(Stored data)
┌──

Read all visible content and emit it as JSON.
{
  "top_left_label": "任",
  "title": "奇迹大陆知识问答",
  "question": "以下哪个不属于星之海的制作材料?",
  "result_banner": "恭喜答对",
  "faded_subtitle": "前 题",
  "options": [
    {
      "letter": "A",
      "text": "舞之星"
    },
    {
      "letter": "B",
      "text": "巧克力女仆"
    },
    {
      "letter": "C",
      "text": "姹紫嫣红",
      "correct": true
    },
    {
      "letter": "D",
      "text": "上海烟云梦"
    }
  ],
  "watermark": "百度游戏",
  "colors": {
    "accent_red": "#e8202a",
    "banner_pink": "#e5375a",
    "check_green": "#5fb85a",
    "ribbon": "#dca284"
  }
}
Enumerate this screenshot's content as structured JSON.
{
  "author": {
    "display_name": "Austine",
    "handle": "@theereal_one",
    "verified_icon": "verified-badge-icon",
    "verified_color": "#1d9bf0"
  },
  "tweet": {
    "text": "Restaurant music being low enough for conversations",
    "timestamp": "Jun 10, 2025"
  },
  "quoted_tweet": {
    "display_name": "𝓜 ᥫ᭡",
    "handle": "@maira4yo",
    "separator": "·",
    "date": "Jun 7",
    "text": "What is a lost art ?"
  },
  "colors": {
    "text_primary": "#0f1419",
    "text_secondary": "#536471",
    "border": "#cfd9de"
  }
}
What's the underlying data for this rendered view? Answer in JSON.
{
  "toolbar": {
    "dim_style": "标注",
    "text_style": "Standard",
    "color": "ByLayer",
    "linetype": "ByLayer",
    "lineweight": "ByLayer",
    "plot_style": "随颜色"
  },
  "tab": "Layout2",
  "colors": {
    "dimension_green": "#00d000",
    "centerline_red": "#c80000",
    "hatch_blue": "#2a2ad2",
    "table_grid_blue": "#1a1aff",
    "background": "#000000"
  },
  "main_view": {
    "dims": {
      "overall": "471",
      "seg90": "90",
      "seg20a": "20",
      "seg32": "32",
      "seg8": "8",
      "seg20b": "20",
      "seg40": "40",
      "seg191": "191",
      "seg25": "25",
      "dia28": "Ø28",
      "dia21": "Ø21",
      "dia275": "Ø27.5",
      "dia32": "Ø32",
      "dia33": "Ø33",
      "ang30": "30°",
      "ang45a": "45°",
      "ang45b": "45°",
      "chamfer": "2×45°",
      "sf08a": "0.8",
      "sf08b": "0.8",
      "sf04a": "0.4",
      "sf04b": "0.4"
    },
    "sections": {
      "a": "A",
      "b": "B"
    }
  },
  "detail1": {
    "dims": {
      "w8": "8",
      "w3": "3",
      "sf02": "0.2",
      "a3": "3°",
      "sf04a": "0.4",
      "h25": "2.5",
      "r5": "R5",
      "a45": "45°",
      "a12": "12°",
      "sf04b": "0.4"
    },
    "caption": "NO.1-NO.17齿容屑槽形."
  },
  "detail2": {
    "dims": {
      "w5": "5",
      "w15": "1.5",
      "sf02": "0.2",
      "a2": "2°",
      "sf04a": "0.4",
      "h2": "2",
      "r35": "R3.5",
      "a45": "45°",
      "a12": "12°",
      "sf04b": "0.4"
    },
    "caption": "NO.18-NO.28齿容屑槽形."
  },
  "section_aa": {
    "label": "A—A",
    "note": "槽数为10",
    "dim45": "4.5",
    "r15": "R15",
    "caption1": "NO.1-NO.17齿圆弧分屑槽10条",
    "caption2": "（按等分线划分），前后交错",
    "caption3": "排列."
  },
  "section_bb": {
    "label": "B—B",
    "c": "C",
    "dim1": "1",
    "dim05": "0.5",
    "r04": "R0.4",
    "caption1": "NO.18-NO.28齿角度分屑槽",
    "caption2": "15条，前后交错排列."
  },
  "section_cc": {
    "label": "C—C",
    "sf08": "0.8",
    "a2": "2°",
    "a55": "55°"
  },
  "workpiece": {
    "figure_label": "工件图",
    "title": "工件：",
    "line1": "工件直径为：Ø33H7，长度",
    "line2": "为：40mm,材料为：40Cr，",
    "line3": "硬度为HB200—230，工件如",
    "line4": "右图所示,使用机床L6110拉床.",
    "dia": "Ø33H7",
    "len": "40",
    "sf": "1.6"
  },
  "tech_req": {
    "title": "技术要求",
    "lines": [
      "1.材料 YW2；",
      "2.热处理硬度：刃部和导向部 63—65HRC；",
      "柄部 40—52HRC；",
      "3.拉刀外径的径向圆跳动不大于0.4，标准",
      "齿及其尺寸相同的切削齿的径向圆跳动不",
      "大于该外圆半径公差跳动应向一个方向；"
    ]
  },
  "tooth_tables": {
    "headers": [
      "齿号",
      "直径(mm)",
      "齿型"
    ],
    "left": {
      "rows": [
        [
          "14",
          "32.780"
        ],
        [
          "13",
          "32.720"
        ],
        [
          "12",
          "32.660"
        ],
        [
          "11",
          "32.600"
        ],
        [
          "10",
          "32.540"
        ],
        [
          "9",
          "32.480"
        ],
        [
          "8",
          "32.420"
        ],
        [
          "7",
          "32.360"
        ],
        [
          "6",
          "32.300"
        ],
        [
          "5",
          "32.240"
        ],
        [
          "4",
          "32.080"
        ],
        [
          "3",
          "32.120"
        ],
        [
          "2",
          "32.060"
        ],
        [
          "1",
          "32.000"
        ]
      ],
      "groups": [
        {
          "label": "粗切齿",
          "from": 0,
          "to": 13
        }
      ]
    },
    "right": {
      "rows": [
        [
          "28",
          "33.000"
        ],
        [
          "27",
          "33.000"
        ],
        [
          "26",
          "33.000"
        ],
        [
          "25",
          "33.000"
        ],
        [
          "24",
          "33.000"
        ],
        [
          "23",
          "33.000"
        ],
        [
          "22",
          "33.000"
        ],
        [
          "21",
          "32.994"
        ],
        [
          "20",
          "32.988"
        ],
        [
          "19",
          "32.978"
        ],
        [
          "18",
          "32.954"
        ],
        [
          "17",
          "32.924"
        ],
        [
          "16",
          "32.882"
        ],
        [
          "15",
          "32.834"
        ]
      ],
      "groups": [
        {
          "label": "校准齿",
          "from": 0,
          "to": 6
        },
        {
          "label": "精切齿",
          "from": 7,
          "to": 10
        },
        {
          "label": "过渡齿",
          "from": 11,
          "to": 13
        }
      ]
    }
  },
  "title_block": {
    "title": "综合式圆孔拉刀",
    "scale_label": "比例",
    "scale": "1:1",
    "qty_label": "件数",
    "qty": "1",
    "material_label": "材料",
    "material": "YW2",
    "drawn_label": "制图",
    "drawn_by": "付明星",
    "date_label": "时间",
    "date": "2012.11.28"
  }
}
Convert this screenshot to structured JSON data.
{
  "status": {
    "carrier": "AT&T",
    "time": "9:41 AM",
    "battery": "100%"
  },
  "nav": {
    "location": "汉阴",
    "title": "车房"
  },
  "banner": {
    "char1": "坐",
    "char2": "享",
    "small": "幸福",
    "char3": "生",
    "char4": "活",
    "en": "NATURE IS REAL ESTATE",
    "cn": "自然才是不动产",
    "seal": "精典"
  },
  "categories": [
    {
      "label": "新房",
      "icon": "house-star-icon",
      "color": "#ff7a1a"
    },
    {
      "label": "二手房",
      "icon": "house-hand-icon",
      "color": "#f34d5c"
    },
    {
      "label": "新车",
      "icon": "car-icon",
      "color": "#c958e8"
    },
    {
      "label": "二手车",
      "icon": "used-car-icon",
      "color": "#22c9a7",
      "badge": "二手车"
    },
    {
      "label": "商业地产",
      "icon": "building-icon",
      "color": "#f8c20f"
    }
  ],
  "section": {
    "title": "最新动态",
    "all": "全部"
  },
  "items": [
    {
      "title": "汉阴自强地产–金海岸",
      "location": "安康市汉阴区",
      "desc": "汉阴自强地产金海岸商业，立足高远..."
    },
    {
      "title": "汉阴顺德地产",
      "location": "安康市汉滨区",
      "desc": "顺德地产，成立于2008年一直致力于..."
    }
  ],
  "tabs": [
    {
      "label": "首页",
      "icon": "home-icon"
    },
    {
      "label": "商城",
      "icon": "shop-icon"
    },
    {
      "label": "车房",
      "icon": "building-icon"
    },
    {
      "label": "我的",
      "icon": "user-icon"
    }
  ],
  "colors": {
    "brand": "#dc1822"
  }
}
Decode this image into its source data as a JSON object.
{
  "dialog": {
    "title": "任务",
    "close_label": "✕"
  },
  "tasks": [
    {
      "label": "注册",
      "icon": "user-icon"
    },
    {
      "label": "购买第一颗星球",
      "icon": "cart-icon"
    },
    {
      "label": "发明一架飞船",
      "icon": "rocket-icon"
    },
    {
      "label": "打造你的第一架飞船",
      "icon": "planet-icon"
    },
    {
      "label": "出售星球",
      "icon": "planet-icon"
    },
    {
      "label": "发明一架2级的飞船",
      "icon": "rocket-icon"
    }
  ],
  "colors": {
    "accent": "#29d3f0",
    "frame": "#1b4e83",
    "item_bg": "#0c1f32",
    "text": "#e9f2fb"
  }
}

└──

**Your instructions:** The lines to reproduce run from the one that contains "Convert this screenshot" through the last line above; copy them exactly.

**Output:**
Convert this screenshot to structured JSON data.
{
  "status": {
    "carrier": "AT&T",
    "time": "9:41 AM",
    "battery": "100%"
  },
  "nav": {
    "location": "汉阴",
    "title": "车房"
  },
  "banner": {
    "char1": "坐",
    "char2": "享",
    "small": "幸福",
    "char3": "生",
    "char4": "活",
    "en": "NATURE IS REAL ESTATE",
    "cn": "自然才是不动产",
    "seal": "精典"
  },
  "categories": [
    {
      "label": "新房",
      "icon": "house-star-icon",
      "color": "#ff7a1a"
    },
    {
      "label": "二手房",
      "icon": "house-hand-icon",
      "color": "#f34d5c"
    },
    {
      "label": "新车",
      "icon": "car-icon",
      "color": "#c958e8"
    },
    {
      "label": "二手车",
      "icon": "used-car-icon",
      "color": "#22c9a7",
      "badge": "二手车"
    },
    {
      "label": "商业地产",
      "icon": "building-icon",
      "color": "#f8c20f"
    }
  ],
  "section": {
    "title": "最新动态",
    "all": "全部"
  },
  "items": [
    {
      "title": "汉阴自强地产–金海岸",
      "location": "安康市汉阴区",
      "desc": "汉阴自强地产金海岸商业，立足高远..."
    },
    {
      "title": "汉阴顺德地产",
      "location": "安康市汉滨区",
      "desc": "顺德地产，成立于2008年一直致力于..."
    }
  ],
  "tabs": [
    {
      "label": "首页",
      "icon": "home-icon"
    },
    {
      "label": "商城",
      "icon": "shop-icon"
    },
    {
      "label": "车房",
      "icon": "building-icon"
    },
    {
      "label": "我的",
      "icon": "user-icon"
    }
  ],
  "colors": {
    "brand": "#dc1822"
  }
}
Decode this image into its source data as a JSON object.
{
  "dialog": {
    "title": "任务",
    "close_label": "✕"
  },
  "tasks": [
    {
      "label": "注册",
      "icon": "user-icon"
    },
    {
      "label": "购买第一颗星球",
      "icon": "cart-icon"
    },
    {
      "label": "发明一架飞船",
      "icon": "rocket-icon"
    },
    {
      "label": "打造你的第一架飞船",
      "icon": "planet-icon"
    },
    {
      "label": "出售星球",
      "icon": "planet-icon"
    },
    {
      "label": "发明一架2级的飞船",
      "icon": "rocket-icon"
    }
  ],
  "colors": {
    "accent": "#29d3f0",
    "frame": "#1b4e83",
    "item_bg": "#0c1f32",
    "text": "#e9f2fb"
  }
}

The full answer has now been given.